### Description of the task
Look through the material below for "Deacon". Copy every line that contains it.

### Stored data

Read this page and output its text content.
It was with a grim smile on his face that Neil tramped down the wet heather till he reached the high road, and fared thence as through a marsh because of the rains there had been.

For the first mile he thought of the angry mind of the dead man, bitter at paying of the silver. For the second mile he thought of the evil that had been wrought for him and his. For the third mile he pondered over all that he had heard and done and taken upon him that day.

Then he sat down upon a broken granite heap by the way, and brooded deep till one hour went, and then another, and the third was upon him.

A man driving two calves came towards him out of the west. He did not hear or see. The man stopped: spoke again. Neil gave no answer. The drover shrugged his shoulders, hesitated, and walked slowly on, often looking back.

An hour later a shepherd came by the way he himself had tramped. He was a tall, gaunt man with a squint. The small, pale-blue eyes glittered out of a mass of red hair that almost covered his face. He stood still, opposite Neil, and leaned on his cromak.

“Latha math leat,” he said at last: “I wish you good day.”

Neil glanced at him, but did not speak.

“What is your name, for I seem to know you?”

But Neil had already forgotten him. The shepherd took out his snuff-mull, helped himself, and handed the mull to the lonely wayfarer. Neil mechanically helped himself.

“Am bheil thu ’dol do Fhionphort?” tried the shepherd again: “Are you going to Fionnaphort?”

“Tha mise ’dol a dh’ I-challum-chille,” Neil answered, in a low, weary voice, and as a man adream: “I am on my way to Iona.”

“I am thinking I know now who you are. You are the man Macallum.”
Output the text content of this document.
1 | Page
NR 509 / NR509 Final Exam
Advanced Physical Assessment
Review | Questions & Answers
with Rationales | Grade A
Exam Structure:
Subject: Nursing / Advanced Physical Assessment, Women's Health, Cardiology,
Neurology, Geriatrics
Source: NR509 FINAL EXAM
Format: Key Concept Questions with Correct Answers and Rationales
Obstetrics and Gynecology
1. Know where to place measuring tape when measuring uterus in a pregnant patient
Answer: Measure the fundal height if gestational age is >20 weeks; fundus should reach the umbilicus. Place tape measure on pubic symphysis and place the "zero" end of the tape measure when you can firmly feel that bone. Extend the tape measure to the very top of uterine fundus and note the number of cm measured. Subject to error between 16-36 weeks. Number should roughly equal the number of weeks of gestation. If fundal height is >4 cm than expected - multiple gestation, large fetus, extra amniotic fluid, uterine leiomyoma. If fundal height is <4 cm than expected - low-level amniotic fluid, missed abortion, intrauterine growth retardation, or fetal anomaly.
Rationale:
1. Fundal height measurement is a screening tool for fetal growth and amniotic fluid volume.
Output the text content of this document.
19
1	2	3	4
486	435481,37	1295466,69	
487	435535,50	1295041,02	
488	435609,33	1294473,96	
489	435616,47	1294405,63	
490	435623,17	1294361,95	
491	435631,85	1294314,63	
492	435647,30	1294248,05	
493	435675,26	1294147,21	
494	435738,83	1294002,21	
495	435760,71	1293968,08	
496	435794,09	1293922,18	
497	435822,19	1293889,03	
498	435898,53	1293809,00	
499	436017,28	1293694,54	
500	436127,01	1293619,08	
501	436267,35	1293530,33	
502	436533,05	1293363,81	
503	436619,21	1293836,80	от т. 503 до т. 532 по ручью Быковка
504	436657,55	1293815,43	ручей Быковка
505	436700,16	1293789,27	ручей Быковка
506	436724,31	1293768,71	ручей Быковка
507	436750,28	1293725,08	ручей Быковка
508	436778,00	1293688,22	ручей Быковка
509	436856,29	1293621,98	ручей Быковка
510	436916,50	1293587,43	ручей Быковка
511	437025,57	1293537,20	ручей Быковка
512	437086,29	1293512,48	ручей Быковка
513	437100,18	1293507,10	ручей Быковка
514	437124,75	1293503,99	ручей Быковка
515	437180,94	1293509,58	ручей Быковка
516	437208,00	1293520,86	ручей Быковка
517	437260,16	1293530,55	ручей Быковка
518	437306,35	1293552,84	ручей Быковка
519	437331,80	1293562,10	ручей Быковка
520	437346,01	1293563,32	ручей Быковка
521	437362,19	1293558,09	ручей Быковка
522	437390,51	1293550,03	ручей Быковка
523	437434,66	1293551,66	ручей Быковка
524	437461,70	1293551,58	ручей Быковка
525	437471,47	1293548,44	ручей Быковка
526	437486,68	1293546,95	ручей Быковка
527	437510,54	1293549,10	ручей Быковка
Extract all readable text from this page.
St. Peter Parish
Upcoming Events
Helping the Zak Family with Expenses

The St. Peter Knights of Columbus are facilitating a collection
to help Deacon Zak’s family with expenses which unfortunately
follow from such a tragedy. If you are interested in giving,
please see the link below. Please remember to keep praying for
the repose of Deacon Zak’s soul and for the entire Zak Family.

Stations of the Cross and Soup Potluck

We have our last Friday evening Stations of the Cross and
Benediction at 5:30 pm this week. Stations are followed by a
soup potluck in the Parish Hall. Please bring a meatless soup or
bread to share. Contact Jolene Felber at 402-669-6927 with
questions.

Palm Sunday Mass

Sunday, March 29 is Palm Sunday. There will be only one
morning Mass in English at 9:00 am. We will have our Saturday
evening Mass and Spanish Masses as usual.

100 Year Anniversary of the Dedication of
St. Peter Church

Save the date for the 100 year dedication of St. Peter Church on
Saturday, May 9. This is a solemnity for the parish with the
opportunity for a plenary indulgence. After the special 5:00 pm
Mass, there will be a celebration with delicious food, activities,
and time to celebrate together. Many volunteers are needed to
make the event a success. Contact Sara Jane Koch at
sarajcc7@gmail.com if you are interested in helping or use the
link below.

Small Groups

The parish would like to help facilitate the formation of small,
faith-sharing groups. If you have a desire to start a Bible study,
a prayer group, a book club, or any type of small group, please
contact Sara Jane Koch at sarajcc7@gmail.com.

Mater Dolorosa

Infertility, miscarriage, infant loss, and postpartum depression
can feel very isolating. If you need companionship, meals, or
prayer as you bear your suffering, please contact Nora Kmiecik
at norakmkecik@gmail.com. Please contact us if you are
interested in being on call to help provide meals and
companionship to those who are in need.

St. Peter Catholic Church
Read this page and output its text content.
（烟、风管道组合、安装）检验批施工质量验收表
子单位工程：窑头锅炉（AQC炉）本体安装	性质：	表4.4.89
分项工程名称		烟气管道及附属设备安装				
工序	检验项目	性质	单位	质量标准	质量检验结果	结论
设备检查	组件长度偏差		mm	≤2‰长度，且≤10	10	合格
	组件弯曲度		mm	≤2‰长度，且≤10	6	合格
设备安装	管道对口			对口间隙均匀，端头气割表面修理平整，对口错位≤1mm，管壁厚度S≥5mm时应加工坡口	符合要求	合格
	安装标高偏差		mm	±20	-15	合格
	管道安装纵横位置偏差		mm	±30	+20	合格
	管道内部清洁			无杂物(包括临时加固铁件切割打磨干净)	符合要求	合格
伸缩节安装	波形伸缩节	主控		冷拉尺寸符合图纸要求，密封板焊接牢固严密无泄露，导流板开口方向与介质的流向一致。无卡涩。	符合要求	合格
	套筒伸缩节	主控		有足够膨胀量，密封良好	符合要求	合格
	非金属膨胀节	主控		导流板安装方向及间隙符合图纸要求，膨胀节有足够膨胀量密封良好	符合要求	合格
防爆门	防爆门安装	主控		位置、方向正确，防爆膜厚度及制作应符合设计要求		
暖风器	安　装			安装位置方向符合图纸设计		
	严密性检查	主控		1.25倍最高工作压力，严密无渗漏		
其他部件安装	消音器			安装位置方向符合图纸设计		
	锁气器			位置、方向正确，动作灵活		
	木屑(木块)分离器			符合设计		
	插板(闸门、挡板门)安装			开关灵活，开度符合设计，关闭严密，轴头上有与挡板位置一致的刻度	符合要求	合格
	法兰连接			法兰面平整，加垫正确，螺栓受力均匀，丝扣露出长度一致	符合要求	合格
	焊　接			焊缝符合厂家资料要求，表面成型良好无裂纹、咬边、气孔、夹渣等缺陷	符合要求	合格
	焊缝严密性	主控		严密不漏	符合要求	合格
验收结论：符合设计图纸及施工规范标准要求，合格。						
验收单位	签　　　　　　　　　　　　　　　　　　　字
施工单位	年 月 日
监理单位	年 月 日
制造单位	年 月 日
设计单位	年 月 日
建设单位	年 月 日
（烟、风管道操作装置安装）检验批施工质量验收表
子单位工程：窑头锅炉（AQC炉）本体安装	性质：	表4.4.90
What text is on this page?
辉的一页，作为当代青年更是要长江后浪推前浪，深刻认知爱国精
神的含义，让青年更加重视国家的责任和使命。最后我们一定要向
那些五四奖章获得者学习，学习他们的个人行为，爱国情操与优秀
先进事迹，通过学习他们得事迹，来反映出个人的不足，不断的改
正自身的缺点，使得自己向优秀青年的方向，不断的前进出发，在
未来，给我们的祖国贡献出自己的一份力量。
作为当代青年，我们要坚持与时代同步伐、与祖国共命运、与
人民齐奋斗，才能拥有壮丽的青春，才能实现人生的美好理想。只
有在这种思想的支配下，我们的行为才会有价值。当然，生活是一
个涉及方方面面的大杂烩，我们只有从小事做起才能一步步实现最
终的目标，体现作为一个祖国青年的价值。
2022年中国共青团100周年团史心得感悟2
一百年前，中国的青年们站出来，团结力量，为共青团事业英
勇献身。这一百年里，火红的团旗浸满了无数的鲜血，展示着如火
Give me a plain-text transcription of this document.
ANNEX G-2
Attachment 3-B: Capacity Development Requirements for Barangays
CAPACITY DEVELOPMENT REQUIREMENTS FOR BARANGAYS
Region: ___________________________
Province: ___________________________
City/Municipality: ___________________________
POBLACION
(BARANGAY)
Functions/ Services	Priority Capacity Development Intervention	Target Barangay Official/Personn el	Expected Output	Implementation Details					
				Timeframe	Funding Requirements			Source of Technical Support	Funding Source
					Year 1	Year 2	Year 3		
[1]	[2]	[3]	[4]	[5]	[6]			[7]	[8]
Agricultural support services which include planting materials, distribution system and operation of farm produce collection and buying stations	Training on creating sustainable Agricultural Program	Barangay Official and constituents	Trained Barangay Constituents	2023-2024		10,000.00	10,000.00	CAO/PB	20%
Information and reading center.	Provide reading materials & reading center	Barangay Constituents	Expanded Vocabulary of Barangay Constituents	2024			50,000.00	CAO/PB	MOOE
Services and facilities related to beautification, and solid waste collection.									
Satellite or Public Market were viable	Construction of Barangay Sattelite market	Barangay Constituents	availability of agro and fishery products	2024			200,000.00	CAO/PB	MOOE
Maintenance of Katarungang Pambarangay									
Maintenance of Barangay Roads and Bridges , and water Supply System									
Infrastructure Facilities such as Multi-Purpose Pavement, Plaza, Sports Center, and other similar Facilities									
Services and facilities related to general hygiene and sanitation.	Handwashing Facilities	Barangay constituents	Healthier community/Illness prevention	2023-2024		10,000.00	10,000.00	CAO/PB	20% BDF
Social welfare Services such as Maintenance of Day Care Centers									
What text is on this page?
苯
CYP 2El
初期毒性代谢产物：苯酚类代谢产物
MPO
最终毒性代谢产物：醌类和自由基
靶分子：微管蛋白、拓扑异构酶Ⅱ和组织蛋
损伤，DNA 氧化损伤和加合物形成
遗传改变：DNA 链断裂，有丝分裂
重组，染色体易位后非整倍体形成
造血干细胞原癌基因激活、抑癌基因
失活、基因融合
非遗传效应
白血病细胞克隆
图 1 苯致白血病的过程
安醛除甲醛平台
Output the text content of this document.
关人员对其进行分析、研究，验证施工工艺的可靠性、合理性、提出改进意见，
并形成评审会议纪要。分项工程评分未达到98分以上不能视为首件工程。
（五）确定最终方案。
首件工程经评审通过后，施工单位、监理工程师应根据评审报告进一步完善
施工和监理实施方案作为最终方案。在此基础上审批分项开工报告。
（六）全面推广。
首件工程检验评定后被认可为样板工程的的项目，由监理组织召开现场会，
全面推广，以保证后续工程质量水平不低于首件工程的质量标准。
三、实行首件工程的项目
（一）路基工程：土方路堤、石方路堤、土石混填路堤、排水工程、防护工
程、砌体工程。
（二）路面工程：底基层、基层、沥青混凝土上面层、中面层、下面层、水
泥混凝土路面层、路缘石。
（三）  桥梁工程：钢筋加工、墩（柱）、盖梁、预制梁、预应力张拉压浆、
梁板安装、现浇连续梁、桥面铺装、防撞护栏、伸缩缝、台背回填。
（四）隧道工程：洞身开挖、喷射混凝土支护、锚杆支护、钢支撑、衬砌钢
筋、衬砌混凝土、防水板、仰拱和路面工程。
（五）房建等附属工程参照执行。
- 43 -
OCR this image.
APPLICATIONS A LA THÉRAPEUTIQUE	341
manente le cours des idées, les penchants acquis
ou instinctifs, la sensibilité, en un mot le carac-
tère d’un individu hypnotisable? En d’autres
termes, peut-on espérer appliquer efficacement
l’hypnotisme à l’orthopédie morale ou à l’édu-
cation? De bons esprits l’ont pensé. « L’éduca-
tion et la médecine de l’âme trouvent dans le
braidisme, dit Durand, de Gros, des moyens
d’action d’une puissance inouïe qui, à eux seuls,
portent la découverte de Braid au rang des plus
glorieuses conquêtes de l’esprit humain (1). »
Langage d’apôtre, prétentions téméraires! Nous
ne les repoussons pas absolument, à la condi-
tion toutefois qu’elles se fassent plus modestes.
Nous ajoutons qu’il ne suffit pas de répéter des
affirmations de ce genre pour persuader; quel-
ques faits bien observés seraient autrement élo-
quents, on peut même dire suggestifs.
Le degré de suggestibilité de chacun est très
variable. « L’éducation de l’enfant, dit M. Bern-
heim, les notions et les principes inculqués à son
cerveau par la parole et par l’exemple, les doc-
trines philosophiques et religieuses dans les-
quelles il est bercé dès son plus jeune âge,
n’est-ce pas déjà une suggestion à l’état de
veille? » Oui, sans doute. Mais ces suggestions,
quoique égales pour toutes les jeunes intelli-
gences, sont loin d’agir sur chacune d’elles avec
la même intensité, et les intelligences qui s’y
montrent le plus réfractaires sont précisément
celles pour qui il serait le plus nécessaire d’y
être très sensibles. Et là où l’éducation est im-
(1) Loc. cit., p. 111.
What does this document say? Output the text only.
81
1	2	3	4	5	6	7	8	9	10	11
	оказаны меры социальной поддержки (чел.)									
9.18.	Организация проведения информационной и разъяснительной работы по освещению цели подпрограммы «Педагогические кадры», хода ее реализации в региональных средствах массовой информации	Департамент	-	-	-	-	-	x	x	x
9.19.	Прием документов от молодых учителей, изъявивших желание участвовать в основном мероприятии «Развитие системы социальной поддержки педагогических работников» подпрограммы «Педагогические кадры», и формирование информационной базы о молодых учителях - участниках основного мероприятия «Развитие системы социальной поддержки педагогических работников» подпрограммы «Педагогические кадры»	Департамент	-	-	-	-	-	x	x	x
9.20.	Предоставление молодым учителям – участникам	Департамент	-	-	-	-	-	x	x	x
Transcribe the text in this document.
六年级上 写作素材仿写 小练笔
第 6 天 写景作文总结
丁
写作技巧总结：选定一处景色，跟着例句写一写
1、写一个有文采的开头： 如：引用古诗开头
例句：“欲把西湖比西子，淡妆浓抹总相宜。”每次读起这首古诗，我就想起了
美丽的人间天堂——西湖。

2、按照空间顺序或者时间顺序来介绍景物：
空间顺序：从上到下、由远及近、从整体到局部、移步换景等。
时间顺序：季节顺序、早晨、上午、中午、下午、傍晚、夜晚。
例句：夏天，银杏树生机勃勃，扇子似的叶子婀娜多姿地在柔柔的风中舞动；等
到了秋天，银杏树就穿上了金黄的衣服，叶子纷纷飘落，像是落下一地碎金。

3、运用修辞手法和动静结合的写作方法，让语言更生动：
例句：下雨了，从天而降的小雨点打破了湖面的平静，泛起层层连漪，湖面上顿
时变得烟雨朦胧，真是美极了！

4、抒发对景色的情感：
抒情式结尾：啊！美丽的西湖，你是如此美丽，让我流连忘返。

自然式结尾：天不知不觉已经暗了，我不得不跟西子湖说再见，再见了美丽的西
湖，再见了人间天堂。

### Written answer
to help Deacon Zak’s family with expenses which unfortunately
the repose of Deacon Zak’s soul and for the entire Zak Family.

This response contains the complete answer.